◆ ARBEITSAUFTRAG:
Führe den Text über Gendlins Prozess-Modell im Anschluss an seinen letzten Satz weiter.

◆ SEITENTEXT:

Eugene T. Gendlin: Ein Prozess-Modell. (IV-A g2 – alte und neue Modelle)

Altes Modell: Fest umrissene, gleichbleibende Einheiten, die da sind (z.B. Atomteilchen, Menschen, Gegenstände, Dinge,…), geben einen Rahmen vor; innerhalb dieses Rahmens gibt es konkrete Möglichkeiten dafür, was als nächstes geschehen kann. Dieser Möglichkeitsraum ist somit relativ begrenzt.

◆ BEREITGESTELLTE DATEN:
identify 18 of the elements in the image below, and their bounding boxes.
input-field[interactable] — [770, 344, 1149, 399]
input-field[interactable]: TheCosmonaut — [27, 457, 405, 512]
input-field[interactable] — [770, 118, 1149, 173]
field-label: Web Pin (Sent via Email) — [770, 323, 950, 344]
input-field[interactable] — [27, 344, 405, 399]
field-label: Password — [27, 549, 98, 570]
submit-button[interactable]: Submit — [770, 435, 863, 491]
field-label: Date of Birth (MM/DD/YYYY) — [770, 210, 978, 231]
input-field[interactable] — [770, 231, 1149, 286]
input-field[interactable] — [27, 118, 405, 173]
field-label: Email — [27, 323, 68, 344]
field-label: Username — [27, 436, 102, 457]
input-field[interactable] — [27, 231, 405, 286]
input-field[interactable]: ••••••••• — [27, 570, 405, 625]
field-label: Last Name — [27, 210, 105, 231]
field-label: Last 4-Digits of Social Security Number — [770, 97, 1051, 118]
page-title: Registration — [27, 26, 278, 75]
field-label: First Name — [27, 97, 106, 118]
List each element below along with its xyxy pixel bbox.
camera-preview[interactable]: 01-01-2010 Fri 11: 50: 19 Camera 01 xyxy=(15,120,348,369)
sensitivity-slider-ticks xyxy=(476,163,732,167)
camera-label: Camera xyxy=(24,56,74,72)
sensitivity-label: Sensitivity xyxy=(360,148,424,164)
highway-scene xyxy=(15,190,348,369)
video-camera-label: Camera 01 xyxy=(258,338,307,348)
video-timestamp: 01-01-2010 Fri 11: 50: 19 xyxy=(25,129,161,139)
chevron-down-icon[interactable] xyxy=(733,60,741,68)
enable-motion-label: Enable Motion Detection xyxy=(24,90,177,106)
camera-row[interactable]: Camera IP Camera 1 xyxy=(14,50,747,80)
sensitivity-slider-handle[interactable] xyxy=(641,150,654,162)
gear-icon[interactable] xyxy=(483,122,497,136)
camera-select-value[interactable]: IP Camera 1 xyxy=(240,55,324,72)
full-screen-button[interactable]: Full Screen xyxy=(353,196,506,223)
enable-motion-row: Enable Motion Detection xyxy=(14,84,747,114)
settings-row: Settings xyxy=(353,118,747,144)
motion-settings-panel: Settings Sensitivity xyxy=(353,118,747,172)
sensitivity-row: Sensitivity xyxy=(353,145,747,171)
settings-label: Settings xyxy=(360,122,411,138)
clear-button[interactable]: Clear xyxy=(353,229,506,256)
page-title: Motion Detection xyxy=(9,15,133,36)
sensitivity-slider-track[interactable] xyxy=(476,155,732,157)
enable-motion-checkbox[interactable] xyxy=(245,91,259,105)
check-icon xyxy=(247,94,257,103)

◆ ANTWORT:
Neues Modell: Es gibt keine gleichbleibenden Einheiten, die primär sind, sondern „am Boden des Seins“ finden wir lediglich „fließende“ Prozesse – das gesamte Möglichkeitsgefüge kann somit jederzeit aufbrechen. Es ist nie vollkommen bestimmt, was geschehen kann; die bestehenden Möglichkeiten partizipieren lediglich in dem Potenzial für die Fortsetzung eines Prozesses. Und auch rückblickend erkennen wir nach einem Geschehen vielleicht andere Möglichkeiten, als die, die existierten, bevor das Geschehen geschehen ist.

Geschehende Ereignisse verändern somit potenziell gegebene Möglichkeiten in jeder Hinsicht (vorwärts und rückwärtsgerichtet).